Tally the lines that include "enough". Output the number only.

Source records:
○ ○ ○ ○ ○ ○ ○

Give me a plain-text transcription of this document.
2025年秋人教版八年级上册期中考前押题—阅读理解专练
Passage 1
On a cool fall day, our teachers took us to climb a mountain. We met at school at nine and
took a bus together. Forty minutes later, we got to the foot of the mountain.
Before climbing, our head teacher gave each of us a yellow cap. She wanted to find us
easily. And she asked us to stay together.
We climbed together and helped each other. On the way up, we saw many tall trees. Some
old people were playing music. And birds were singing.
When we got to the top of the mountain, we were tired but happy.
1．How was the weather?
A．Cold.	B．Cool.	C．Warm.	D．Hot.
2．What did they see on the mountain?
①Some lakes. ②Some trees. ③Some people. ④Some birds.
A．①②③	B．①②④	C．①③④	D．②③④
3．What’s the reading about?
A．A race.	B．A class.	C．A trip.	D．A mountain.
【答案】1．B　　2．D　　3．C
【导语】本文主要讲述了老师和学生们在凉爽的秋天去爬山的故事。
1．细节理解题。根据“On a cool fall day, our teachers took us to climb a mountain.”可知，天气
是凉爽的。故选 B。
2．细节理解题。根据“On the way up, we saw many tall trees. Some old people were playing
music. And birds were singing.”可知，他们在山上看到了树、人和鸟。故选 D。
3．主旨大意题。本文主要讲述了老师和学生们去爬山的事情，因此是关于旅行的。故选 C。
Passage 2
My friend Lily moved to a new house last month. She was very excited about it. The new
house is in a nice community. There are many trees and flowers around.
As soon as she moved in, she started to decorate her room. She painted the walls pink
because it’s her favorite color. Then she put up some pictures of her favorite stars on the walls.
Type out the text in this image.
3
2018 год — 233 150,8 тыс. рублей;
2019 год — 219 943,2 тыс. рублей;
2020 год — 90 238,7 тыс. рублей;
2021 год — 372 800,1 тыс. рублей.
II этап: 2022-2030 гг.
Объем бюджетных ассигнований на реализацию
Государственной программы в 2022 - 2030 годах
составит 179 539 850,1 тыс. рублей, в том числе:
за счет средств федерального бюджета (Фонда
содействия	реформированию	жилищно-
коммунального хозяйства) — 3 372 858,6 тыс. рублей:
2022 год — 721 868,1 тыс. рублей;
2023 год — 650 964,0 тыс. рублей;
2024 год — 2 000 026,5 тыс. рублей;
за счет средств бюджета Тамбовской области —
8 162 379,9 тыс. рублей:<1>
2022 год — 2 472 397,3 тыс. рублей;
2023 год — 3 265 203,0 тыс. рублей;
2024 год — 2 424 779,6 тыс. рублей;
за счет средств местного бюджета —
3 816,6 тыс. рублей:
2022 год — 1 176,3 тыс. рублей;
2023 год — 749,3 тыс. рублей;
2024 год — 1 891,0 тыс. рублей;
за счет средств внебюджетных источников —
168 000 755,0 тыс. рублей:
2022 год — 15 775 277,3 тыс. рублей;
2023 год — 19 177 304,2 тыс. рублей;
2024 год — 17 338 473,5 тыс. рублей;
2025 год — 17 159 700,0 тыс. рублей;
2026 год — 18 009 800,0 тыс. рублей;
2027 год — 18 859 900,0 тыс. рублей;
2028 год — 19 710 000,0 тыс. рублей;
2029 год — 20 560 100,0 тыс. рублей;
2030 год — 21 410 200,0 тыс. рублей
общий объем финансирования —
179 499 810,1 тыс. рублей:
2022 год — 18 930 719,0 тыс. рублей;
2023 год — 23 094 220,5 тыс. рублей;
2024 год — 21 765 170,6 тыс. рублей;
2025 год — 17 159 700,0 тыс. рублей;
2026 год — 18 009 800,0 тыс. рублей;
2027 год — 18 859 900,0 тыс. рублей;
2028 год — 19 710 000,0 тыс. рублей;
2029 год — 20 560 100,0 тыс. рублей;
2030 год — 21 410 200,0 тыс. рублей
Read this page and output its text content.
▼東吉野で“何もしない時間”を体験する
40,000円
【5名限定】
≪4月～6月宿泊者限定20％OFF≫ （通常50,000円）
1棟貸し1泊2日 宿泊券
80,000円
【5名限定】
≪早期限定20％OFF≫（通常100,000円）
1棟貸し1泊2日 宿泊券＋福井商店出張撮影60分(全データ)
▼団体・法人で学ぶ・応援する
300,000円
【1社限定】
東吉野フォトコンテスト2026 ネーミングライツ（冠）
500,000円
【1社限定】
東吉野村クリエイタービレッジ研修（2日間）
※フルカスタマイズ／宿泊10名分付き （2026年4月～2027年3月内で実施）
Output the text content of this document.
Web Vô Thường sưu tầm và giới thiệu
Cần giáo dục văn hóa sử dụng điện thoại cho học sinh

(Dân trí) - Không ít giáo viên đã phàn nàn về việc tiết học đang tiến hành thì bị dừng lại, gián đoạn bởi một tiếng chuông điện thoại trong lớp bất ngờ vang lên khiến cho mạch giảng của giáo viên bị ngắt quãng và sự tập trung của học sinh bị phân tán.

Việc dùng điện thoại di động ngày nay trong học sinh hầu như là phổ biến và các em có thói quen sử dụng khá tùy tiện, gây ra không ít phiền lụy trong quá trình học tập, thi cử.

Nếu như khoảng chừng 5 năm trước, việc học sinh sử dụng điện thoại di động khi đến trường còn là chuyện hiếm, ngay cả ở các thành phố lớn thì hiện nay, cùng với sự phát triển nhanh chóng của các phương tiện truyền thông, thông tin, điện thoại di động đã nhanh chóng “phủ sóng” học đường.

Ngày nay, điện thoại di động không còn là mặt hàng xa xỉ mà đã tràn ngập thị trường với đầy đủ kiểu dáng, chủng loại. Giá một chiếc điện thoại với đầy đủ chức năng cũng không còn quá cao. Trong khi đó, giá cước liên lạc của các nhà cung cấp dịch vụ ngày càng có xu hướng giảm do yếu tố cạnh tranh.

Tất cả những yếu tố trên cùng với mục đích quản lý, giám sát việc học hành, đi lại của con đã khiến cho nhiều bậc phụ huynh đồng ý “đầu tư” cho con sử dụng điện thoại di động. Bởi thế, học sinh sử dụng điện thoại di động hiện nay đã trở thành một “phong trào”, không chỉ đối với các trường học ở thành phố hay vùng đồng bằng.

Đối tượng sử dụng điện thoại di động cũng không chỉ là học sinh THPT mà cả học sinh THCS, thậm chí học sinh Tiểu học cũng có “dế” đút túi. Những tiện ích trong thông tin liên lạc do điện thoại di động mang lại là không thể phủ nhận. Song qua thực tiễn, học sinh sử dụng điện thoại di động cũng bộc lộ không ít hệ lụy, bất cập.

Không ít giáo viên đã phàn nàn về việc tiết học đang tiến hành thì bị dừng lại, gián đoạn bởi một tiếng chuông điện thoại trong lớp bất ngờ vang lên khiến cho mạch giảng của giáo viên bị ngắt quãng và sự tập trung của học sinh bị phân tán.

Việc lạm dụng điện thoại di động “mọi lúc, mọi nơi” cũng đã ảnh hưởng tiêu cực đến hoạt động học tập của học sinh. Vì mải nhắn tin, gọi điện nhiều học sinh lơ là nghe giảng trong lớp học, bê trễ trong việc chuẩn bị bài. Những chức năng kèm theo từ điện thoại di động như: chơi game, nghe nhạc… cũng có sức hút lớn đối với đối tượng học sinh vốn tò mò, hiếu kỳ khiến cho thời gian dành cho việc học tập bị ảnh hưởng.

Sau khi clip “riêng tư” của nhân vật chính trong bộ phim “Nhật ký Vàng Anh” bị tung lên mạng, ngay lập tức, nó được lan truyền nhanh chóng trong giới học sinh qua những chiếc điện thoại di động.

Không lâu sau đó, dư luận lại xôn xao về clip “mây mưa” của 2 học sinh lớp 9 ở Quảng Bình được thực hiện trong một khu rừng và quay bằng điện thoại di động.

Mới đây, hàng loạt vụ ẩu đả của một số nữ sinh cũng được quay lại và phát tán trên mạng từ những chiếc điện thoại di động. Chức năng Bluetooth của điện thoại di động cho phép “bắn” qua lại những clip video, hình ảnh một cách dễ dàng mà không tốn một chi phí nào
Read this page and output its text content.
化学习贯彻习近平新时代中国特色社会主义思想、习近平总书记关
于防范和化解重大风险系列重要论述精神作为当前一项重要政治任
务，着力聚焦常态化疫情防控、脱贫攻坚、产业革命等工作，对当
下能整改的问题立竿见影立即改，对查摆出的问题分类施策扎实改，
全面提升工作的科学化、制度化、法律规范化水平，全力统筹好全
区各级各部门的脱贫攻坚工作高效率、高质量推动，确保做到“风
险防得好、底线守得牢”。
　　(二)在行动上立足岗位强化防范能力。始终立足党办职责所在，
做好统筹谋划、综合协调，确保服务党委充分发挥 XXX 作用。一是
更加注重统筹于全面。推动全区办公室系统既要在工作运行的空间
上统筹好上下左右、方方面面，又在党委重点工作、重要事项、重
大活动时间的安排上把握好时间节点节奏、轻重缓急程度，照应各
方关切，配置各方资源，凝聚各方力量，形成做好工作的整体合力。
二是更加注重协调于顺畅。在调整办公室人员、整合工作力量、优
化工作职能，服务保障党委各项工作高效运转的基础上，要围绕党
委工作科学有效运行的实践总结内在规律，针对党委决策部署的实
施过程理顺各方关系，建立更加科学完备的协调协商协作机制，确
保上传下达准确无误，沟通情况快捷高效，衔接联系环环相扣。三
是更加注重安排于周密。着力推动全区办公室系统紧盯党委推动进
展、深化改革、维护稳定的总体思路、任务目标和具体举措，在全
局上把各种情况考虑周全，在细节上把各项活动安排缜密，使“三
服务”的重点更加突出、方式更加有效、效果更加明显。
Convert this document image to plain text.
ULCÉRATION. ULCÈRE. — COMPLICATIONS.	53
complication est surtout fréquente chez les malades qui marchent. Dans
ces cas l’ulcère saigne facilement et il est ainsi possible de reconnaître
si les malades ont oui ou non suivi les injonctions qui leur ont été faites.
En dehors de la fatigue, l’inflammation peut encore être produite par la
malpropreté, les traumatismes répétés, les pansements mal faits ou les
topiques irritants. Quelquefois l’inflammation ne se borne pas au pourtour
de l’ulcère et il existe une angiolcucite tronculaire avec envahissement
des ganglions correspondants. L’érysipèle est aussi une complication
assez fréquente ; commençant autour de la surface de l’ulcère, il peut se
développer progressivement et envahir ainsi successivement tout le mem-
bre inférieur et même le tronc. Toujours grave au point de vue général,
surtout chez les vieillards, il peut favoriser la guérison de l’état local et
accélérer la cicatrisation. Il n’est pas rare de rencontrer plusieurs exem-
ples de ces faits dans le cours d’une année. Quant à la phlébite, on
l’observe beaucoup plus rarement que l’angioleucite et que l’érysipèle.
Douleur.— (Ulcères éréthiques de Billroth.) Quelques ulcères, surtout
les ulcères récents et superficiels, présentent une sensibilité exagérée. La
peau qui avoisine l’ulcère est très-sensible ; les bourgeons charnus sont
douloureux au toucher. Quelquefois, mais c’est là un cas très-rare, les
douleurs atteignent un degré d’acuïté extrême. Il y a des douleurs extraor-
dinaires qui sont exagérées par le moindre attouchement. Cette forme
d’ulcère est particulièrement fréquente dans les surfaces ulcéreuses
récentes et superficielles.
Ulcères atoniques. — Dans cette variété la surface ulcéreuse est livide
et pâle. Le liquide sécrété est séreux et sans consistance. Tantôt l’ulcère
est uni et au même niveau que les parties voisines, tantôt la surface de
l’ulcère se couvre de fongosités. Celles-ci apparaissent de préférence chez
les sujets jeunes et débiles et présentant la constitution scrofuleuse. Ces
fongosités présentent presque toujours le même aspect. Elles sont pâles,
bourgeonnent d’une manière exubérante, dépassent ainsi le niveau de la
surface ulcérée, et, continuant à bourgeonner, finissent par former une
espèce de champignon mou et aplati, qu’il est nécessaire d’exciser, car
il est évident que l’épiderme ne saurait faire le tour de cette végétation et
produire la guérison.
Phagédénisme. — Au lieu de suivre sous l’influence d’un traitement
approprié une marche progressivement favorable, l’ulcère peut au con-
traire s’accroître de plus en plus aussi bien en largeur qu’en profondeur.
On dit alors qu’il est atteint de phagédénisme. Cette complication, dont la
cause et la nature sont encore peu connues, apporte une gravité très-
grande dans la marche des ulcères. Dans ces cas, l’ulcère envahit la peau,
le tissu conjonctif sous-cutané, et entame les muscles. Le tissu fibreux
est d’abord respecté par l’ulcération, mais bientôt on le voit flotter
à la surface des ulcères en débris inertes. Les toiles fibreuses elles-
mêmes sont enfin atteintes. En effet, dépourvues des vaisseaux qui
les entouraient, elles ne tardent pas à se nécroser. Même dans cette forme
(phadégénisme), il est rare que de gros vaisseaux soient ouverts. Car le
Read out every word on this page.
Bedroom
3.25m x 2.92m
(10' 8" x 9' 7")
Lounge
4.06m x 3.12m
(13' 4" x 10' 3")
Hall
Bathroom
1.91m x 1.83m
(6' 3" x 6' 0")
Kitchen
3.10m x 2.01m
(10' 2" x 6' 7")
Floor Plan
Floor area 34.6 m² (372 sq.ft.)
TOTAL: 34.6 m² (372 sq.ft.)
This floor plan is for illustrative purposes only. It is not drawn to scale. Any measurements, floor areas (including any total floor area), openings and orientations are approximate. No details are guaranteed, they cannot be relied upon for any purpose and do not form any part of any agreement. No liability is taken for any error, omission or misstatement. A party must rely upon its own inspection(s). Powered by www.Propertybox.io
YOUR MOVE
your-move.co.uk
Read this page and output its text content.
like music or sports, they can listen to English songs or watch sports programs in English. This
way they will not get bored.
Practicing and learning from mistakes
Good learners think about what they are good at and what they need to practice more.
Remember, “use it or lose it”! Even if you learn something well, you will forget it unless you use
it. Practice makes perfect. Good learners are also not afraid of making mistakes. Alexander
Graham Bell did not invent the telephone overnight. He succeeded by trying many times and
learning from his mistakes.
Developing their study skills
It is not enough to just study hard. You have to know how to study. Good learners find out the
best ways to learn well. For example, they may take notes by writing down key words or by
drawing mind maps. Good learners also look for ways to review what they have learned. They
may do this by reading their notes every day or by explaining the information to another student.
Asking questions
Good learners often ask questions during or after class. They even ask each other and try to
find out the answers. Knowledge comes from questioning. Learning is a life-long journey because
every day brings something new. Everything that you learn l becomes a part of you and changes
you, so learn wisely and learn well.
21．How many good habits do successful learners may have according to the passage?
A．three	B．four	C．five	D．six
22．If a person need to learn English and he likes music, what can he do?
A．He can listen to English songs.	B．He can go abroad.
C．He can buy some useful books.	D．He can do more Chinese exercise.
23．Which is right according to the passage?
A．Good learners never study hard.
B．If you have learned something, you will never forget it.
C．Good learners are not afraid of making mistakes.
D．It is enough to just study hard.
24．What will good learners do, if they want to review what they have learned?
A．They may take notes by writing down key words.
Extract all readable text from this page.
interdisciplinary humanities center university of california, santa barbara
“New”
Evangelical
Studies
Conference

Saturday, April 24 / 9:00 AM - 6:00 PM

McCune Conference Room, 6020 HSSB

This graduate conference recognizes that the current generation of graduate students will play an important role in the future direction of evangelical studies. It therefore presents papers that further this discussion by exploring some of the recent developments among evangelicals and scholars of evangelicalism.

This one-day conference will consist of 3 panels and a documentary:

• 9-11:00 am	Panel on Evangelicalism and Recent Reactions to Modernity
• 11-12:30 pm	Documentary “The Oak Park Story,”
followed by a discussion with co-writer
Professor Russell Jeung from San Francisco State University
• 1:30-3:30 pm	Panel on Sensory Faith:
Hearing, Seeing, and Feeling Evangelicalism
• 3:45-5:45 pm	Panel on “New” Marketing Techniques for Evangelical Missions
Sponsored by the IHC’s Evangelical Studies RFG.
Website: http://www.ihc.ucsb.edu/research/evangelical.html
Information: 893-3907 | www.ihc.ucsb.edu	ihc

○ ○ ○ ○ ○ ○ ○

**RESPONSE TO THIS EXERCISE:** 2